Written instruction> Your task is to write out the complete listing exactly as it is shown.

start

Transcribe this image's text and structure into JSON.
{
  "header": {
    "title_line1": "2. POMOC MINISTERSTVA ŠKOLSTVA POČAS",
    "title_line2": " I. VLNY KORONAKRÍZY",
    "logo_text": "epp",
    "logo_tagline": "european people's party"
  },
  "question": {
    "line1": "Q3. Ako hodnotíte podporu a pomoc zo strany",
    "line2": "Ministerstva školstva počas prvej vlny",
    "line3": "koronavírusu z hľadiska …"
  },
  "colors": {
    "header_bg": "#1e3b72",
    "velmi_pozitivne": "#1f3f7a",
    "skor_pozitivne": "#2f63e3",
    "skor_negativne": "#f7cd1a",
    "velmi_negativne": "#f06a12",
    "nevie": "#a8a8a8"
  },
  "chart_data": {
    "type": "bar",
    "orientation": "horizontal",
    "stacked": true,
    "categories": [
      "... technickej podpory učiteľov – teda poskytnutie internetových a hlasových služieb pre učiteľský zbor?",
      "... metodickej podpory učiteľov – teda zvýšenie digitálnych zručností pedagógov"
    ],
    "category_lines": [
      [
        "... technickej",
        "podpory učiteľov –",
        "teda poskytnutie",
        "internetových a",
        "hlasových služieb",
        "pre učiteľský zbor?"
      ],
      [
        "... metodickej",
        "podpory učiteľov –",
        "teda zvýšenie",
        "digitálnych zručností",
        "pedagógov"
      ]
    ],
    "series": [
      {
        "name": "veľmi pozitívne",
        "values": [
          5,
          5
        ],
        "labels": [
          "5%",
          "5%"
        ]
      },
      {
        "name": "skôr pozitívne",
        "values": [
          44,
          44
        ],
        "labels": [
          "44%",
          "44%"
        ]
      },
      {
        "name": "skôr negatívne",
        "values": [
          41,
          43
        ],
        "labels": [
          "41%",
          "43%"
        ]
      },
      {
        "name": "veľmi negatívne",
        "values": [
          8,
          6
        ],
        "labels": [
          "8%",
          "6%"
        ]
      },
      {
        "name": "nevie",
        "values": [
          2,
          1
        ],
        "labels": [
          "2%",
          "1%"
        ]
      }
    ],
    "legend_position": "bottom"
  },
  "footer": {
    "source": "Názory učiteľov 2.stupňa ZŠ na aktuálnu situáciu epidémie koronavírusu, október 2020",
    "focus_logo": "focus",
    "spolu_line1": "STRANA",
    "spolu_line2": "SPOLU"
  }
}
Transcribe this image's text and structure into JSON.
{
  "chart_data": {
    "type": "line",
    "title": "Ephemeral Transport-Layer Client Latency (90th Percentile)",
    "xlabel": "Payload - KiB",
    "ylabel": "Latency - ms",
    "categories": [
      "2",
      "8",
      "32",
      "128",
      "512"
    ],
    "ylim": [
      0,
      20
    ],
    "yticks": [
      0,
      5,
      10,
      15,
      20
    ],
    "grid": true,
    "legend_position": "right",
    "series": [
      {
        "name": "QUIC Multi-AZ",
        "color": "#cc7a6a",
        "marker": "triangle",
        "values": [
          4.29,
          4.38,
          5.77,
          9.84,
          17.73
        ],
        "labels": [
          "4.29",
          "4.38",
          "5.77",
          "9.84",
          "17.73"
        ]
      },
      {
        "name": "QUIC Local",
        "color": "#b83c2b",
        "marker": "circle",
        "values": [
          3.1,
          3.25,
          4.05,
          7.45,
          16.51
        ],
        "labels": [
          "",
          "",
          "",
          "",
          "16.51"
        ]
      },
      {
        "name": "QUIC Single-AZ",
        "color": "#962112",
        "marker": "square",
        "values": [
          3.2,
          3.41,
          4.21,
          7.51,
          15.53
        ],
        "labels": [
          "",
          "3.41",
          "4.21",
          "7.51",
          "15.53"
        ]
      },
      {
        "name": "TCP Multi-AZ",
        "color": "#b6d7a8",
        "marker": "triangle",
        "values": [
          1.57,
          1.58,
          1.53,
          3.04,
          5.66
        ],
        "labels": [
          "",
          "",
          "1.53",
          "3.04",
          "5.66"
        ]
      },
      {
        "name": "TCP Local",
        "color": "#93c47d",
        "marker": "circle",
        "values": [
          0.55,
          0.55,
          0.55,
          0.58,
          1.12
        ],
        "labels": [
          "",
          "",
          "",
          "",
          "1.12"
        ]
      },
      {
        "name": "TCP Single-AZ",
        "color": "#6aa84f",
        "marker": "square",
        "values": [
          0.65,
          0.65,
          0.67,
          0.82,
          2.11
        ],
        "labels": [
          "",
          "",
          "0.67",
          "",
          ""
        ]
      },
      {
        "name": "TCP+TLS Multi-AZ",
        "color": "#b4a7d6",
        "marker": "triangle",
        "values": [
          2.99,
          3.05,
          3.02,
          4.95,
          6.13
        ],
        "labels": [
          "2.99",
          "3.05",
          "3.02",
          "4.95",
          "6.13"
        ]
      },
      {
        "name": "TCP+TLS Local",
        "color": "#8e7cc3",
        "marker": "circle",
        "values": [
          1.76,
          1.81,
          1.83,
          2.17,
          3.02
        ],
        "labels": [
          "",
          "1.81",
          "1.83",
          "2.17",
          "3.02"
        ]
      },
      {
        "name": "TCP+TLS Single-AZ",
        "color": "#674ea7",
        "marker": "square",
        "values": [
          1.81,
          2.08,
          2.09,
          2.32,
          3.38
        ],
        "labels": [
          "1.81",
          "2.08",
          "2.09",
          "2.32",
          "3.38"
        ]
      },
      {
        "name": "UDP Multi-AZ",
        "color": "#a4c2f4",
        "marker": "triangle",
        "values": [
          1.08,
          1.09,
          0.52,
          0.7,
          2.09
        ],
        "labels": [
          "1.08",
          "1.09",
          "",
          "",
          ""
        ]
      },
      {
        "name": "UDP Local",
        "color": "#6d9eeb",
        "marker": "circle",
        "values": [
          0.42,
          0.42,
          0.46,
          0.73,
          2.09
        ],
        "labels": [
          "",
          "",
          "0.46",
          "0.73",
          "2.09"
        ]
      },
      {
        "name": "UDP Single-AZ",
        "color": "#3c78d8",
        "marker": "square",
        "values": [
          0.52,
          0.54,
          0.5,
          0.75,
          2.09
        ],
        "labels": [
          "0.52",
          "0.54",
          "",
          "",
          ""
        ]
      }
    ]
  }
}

end

Exercise solution>
Transcribe this image's text and structure into JSON.
{
  "header": {
    "title_line1": "2. POMOC MINISTERSTVA ŠKOLSTVA POČAS",
    "title_line2": " I. VLNY KORONAKRÍZY",
    "logo_text": "epp",
    "logo_tagline": "european people's party"
  },
  "question": {
    "line1": "Q3. Ako hodnotíte podporu a pomoc zo strany",
    "line2": "Ministerstva školstva počas prvej vlny",
    "line3": "koronavírusu z hľadiska …"
  },
  "colors": {
    "header_bg": "#1e3b72",
    "velmi_pozitivne": "#1f3f7a",
    "skor_pozitivne": "#2f63e3",
    "skor_negativne": "#f7cd1a",
    "velmi_negativne": "#f06a12",
    "nevie": "#a8a8a8"
  },
  "chart_data": {
    "type": "bar",
    "orientation": "horizontal",
    "stacked": true,
    "categories": [
      "... technickej podpory učiteľov – teda poskytnutie internetových a hlasových služieb pre učiteľský zbor?",
      "... metodickej podpory učiteľov – teda zvýšenie digitálnych zručností pedagógov"
    ],
    "category_lines": [
      [
        "... technickej",
        "podpory učiteľov –",
        "teda poskytnutie",
        "internetových a",
        "hlasových služieb",
        "pre učiteľský zbor?"
      ],
      [
        "... metodickej",
        "podpory učiteľov –",
        "teda zvýšenie",
        "digitálnych zručností",
        "pedagógov"
      ]
    ],
    "series": [
      {
        "name": "veľmi pozitívne",
        "values": [
          5,
          5
        ],
        "labels": [
          "5%",
          "5%"
        ]
      },
      {
        "name": "skôr pozitívne",
        "values": [
          44,
          44
        ],
        "labels": [
          "44%",
          "44%"
        ]
      },
      {
        "name": "skôr negatívne",
        "values": [
          41,
          43
        ],
        "labels": [
          "41%",
          "43%"
        ]
      },
      {
        "name": "veľmi negatívne",
        "values": [
          8,
          6
        ],
        "labels": [
          "8%",
          "6%"
        ]
      },
      {
        "name": "nevie",
        "values": [
          2,
          1
        ],
        "labels": [
          "2%",
          "1%"
        ]
      }
    ],
    "legend_position": "bottom"
  },
  "footer": {
    "source": "Názory učiteľov 2.stupňa ZŠ na aktuálnu situáciu epidémie koronavírusu, október 2020",
    "focus_logo": "focus",
    "spolu_line1": "STRANA",
    "spolu_line2": "SPOLU"
  }
}
Transcribe this image's text and structure into JSON.
{
  "chart_data": {
    "type": "line",
    "title": "Ephemeral Transport-Layer Client Latency (90th Percentile)",
    "xlabel": "Payload - KiB",
    "ylabel": "Latency - ms",
    "categories": [
      "2",
      "8",
      "32",
      "128",
      "512"
    ],
    "ylim": [
      0,
      20
    ],
    "yticks": [
      0,
      5,
      10,
      15,
      20
    ],
    "grid": true,
    "legend_position": "right",
    "series": [
      {
        "name": "QUIC Multi-AZ",
        "color": "#cc7a6a",
        "marker": "triangle",
        "values": [
          4.29,
          4.38,
          5.77,
          9.84,
          17.73
        ],
        "labels": [
          "4.29",
          "4.38",
          "5.77",
          "9.84",
          "17.73"
        ]
      },
      {
        "name": "QUIC Local",
        "color": "#b83c2b",
        "marker": "circle",
        "values": [
          3.1,
          3.25,
          4.05,
          7.45,
          16.51
        ],
        "labels": [
          "",
          "",
          "",
          "",
          "16.51"
        ]
      },
      {
        "name": "QUIC Single-AZ",
        "color": "#962112",
        "marker": "square",
        "values": [
          3.2,
          3.41,
          4.21,
          7.51,
          15.53
        ],
        "labels": [
          "",
          "3.41",
          "4.21",
          "7.51",
          "15.53"
        ]
      },
      {
        "name": "TCP Multi-AZ",
        "color": "#b6d7a8",
        "marker": "triangle",
        "values": [
          1.57,
          1.58,
          1.53,
          3.04,
          5.66
        ],
        "labels": [
          "",
          "",
          "1.53",
          "3.04",
          "5.66"
        ]
      },
      {
        "name": "TCP Local",
        "color": "#93c47d",
        "marker": "circle",
        "values": [
          0.55,
          0.55,
          0.55,
          0.58,
          1.12
        ],
        "labels": [
          "",
          "",
          "",
          "",
          "1.12"
        ]
      },
      {
        "name": "TCP Single-AZ",
        "color": "#6aa84f",
        "marker": "square",
        "values": [
          0.65,
          0.65,
          0.67,
          0.82,
          2.11
        ],
        "labels": [
          "",
          "",
          "0.67",
          "",
          ""
        ]
      },
      {
        "name": "TCP+TLS Multi-AZ",
        "color": "#b4a7d6",
        "marker": "triangle",
        "values": [
          2.99,
          3.05,
          3.02,
          4.95,
          6.13
        ],
        "labels": [
          "2.99",
          "3.05",
          "3.02",
          "4.95",
          "6.13"
        ]
      },
      {
        "name": "TCP+TLS Local",
        "color": "#8e7cc3",
        "marker": "circle",
        "values": [
          1.76,
          1.81,
          1.83,
          2.17,
          3.02
        ],
        "labels": [
          "",
          "1.81",
          "1.83",
          "2.17",
          "3.02"
        ]
      },
      {
        "name": "TCP+TLS Single-AZ",
        "color": "#674ea7",
        "marker": "square",
        "values": [
          1.81,
          2.08,
          2.09,
          2.32,
          3.38
        ],
        "labels": [
          "1.81",
          "2.08",
          "2.09",
          "2.32",
          "3.38"
        ]
      },
      {
        "name": "UDP Multi-AZ",
        "color": "#a4c2f4",
        "marker": "triangle",
        "values": [
          1.08,
          1.09,
          0.52,
          0.7,
          2.09
        ],
        "labels": [
          "1.08",
          "1.09",
          "",
          "",
          ""
        ]
      },
      {
        "name": "UDP Local",
        "color": "#6d9eeb",
        "marker": "circle",
        "values": [
          0.42,
          0.42,
          0.46,
          0.73,
          2.09
        ],
        "labels": [
          "",
          "",
          "0.46",
          "0.73",
          "2.09"
        ]
      },
      {
        "name": "UDP Single-AZ",
        "color": "#3c78d8",
        "marker": "square",
        "values": [
          0.52,
          0.54,
          0.5,
          0.75,
          2.09
        ],
        "labels": [
          "0.52",
          "0.54",
          "",
          "",
          ""
        ]
      }
    ]
  }
}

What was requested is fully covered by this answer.